## TASK ITEM
All records below must be written out exactly, with the pictures excluded.

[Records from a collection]
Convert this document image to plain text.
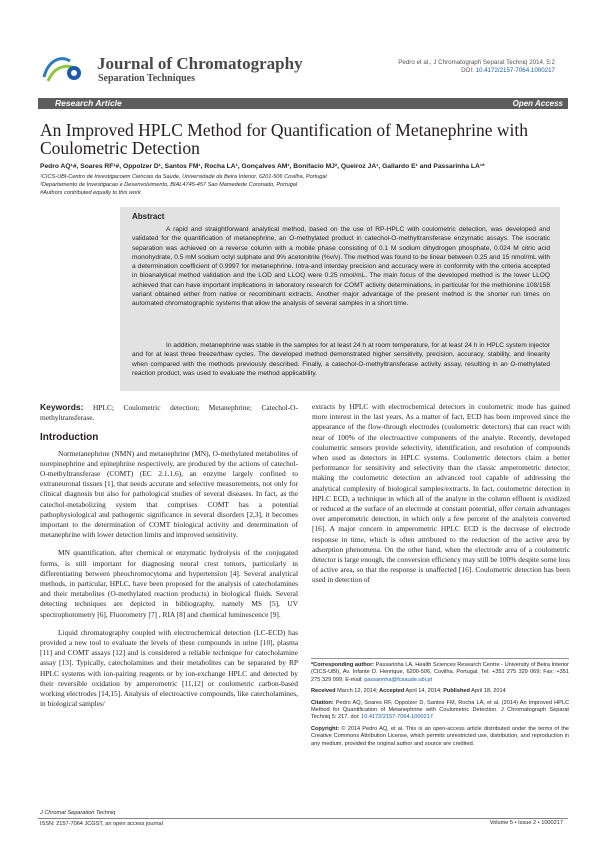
Journal of Chromatography
Separation Techniques
Pedro et al., J Chromatograph Separat Techniq 2014, 5:2
DOI: 10.4172/2157-7064.1000217
Research Article	Open Access
An Improved HPLC Method for Quantification of Metanephrine with Coulometric Detection
Pedro AQ¹#, Soares RF¹#, Oppolzer D¹, Santos FM¹, Rocha LA¹, Gonçalves AM¹, Bonifacio MJ², Queiroz JA¹, Gallardo E¹ and Passarinha LA¹*
¹CICS-UBI-Centro de Investigacoem Ciencias da Saude, Universidade da Beira Interior, 6201-506 Covilha, Portugal
²Departamento de Investigacao e Desenvolvimento, BIAL4745-457 Sao Mamedede Coronado, Portugal
#Authors contributed equally to this work
Abstract
A rapid and straightforward analytical method, based on the use of RP-HPLC with coulometric detection, was developed and validated for the quantification of metanephrine, an O-methylated product in catechol-O-methyltransferase enzymatic assays. The isocratic separation was achieved on a reverse column with a mobile phase consisting of 0.1 M sodium dihydrogen phosphate, 0.024 M citric acid monohydrate, 0.5 mM sodium octyl sulphate and 9% acetonitrile (%v/v). The method was found to be linear between 0.25 and 15 nmol/mL with a determination coefficient of 0.9997 for metanephrine. Intra-and interday precision and accuracy were in conformity with the criteria accepted in bioanalytical method validation and the LOD and LLOQ were 0.25 nmol/mL. The main focus of the developed method is the lower LLOQ achieved that can have important implications in laboratory research for COMT activity determinations, in particular for the methionine 108/158 variant obtained either from native or recombinant extracts. Another major advantage of the present method is the shorter run times on automated chromatographic systems that allow the analysis of several samples in a short time.
In addition, metanephrine was stable in the samples for at least 24 h at room temperature, for at least 24 h in HPLC system injector and for at least three freeze/thaw cycles. The developed method demonstrated higher sensitivity, precision, accuracy, stability, and linearity when compared with the methods previously described. Finally, a catechol-O-methyltransferase activity assay, resulting in an O-methylated reaction product, was used to evaluate the method applicability.
Keywords: HPLC; Coulometric detection; Metanephrine; Catechol-O-methyltransferase.
Introduction
Normetanephrine (NMN) and metanephrine (MN), O-methylated metabolites of norepinephrine and epinephrine respectively, are produced by the actions of catechol-O-methyltransferase (COMT) (EC 2.1.1.6), an enzyme largely confined to extraneuronal tissues [1], that needs accurate and selective measurements, not only for clinical diagnosis but also for pathological studies of several diseases. In fact, as the catechol-metabolizing system that comprises COMT has a potential pathophysiological and pathogenic significance in several disorders [2,3], it becomes important to the determination of COMT biological activity and determination of metanephrine with lower detection limits and improved sensitivity.
MN quantification, after chemical or enzymatic hydrolysis of the conjugated forms, is still important for diagnosing neural crest tumors, particularly in differentiating between pheochromocytoma and hypertension [4]. Several analytical methods, in particular, HPLC, have been proposed for the analysis of catecholamines and their metabolites (O-methylated reaction products) in biological fluids. Several detecting techniques are depicted in bibliography, namely MS [5], UV spectrophotometry [6], Fluorometry [7] , RIA [8] and chemical luminescence [9].
Liquid chromatography coupled with electrochemical detection (LC-ECD) has provided a new tool to evaluate the levels of these compounds in urine [10], plasma [11] and COMT assays [12] and is considered a reliable technique for catecholamine assay [13]. Typically, catecholamines and their metabolites can be separated by RP HPLC systems with ion-pairing reagents or by ion-exchange HPLC and detected by their reversible oxidation by amperometric [11,12] or coulometric carbon-based working electrodes [14,15]. Analysis of electroactive compounds, like catecholamines, in biological samples/
extracts by HPLC with electrochemical detectors in coulometric mode has gained more interest in the last years. As a matter of fact, ECD has been improved since the appearance of the flow-through electrodes (coulometric detectors) that can react with near of 100% of the electroactive components of the analyte. Recently, developed coulometric sensors provide selectivity, identification, and resolution of compounds when used as detectors in HPLC systems. Coulometric detectors claim a better performance for sensitivity and selectivity than the classic amperometric detector, making the coulometric detection an advanced tool capable of addressing the analytical complexity of biological samples/extracts. In fact, coulometric detection in HPLC ECD, a technique in which all of the analyte in the column effluent is oxidized or reduced at the surface of an electrode at constant potential, offer certain advantages over amperometric detection, in which only a few percent of the analyteis converted [16]. A major concern in amperometric HPLC ECD is the decrease of electrode response in time, which is often attributed to the reduction of the active area by adsorption phenomena. On the other hand, when the electrode area of a coulometric detector is large enough, the conversion efficiency may still be 100% despite some loss of active area, so that the response is unaffected [16]. Coulometric detection has been used in detection of
*Corresponding author: Passarinha LA, Health Sciences Research Centre - University of Beira Interior (CICS-UBI), Av. Infante D. Henrique, 6200-506, Covilha, Portugal, Tel: +351 275 329 069; Fax: +351 275 329 099; E-mail: passarinha@fcsaude.ubi.pt
Received March 12, 2014; Accepted April 14, 2014; Published April 18, 2014
Citation: Pedro AQ, Soares RF, Oppolzer D, Santos FM, Rocha LA, et al. (2014) An Improved HPLC Method for Quantification of Metanephrine with Coulometric Detection. J Chromatograph Separat Techniq 5: 217. doi: 10.4172/2157-7064.1000217
Copyright: © 2014 Pedro AQ, et al. This is an open-access article distributed under the terms of the Creative Commons Attribution License, which permits unrestricted use, distribution, and reproduction in any medium, provided the original author and source are credited.
J Chromat Separation Techniq
ISSN: 2157-7064 JCGST, an open access journal	Volume 5 • Issue 2 • 1000217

## ANSWER BELOW
Convert this document image to plain text.
Journal of Chromatography
Separation Techniques
Pedro et al., J Chromatograph Separat Techniq 2014, 5:2
DOI: 10.4172/2157-7064.1000217
Research Article	Open Access
An Improved HPLC Method for Quantification of Metanephrine with Coulometric Detection
Pedro AQ¹#, Soares RF¹#, Oppolzer D¹, Santos FM¹, Rocha LA¹, Gonçalves AM¹, Bonifacio MJ², Queiroz JA¹, Gallardo E¹ and Passarinha LA¹*
¹CICS-UBI-Centro de Investigacoem Ciencias da Saude, Universidade da Beira Interior, 6201-506 Covilha, Portugal
²Departamento de Investigacao e Desenvolvimento, BIAL4745-457 Sao Mamedede Coronado, Portugal
#Authors contributed equally to this work
Abstract
A rapid and straightforward analytical method, based on the use of RP-HPLC with coulometric detection, was developed and validated for the quantification of metanephrine, an O-methylated product in catechol-O-methyltransferase enzymatic assays. The isocratic separation was achieved on a reverse column with a mobile phase consisting of 0.1 M sodium dihydrogen phosphate, 0.024 M citric acid monohydrate, 0.5 mM sodium octyl sulphate and 9% acetonitrile (%v/v). The method was found to be linear between 0.25 and 15 nmol/mL with a determination coefficient of 0.9997 for metanephrine. Intra-and interday precision and accuracy were in conformity with the criteria accepted in bioanalytical method validation and the LOD and LLOQ were 0.25 nmol/mL. The main focus of the developed method is the lower LLOQ achieved that can have important implications in laboratory research for COMT activity determinations, in particular for the methionine 108/158 variant obtained either from native or recombinant extracts. Another major advantage of the present method is the shorter run times on automated chromatographic systems that allow the analysis of several samples in a short time.
In addition, metanephrine was stable in the samples for at least 24 h at room temperature, for at least 24 h in HPLC system injector and for at least three freeze/thaw cycles. The developed method demonstrated higher sensitivity, precision, accuracy, stability, and linearity when compared with the methods previously described. Finally, a catechol-O-methyltransferase activity assay, resulting in an O-methylated reaction product, was used to evaluate the method applicability.
Keywords: HPLC; Coulometric detection; Metanephrine; Catechol-O-methyltransferase.
Introduction
Normetanephrine (NMN) and metanephrine (MN), O-methylated metabolites of norepinephrine and epinephrine respectively, are produced by the actions of catechol-O-methyltransferase (COMT) (EC 2.1.1.6), an enzyme largely confined to extraneuronal tissues [1], that needs accurate and selective measurements, not only for clinical diagnosis but also for pathological studies of several diseases. In fact, as the catechol-metabolizing system that comprises COMT has a potential pathophysiological and pathogenic significance in several disorders [2,3], it becomes important to the determination of COMT biological activity and determination of metanephrine with lower detection limits and improved sensitivity.
MN quantification, after chemical or enzymatic hydrolysis of the conjugated forms, is still important for diagnosing neural crest tumors, particularly in differentiating between pheochromocytoma and hypertension [4]. Several analytical methods, in particular, HPLC, have been proposed for the analysis of catecholamines and their metabolites (O-methylated reaction products) in biological fluids. Several detecting techniques are depicted in bibliography, namely MS [5], UV spectrophotometry [6], Fluorometry [7] , RIA [8] and chemical luminescence [9].
Liquid chromatography coupled with electrochemical detection (LC-ECD) has provided a new tool to evaluate the levels of these compounds in urine [10], plasma [11] and COMT assays [12] and is considered a reliable technique for catecholamine assay [13]. Typically, catecholamines and their metabolites can be separated by RP HPLC systems with ion-pairing reagents or by ion-exchange HPLC and detected by their reversible oxidation by amperometric [11,12] or coulometric carbon-based working electrodes [14,15]. Analysis of electroactive compounds, like catecholamines, in biological samples/
extracts by HPLC with electrochemical detectors in coulometric mode has gained more interest in the last years. As a matter of fact, ECD has been improved since the appearance of the flow-through electrodes (coulometric detectors) that can react with near of 100% of the electroactive components of the analyte. Recently, developed coulometric sensors provide selectivity, identification, and resolution of compounds when used as detectors in HPLC systems. Coulometric detectors claim a better performance for sensitivity and selectivity than the classic amperometric detector, making the coulometric detection an advanced tool capable of addressing the analytical complexity of biological samples/extracts. In fact, coulometric detection in HPLC ECD, a technique in which all of the analyte in the column effluent is oxidized or reduced at the surface of an electrode at constant potential, offer certain advantages over amperometric detection, in which only a few percent of the analyteis converted [16]. A major concern in amperometric HPLC ECD is the decrease of electrode response in time, which is often attributed to the reduction of the active area by adsorption phenomena. On the other hand, when the electrode area of a coulometric detector is large enough, the conversion efficiency may still be 100% despite some loss of active area, so that the response is unaffected [16]. Coulometric detection has been used in detection of
*Corresponding author: Passarinha LA, Health Sciences Research Centre - University of Beira Interior (CICS-UBI), Av. Infante D. Henrique, 6200-506, Covilha, Portugal, Tel: +351 275 329 069; Fax: +351 275 329 099; E-mail: passarinha@fcsaude.ubi.pt
Received March 12, 2014; Accepted April 14, 2014; Published April 18, 2014
Citation: Pedro AQ, Soares RF, Oppolzer D, Santos FM, Rocha LA, et al. (2014) An Improved HPLC Method for Quantification of Metanephrine with Coulometric Detection. J Chromatograph Separat Techniq 5: 217. doi: 10.4172/2157-7064.1000217
Copyright: © 2014 Pedro AQ, et al. This is an open-access article distributed under the terms of the Creative Commons Attribution License, which permits unrestricted use, distribution, and reproduction in any medium, provided the original author and source are credited.
J Chromat Separation Techniq
ISSN: 2157-7064 JCGST, an open access journal	Volume 5 • Issue 2 • 1000217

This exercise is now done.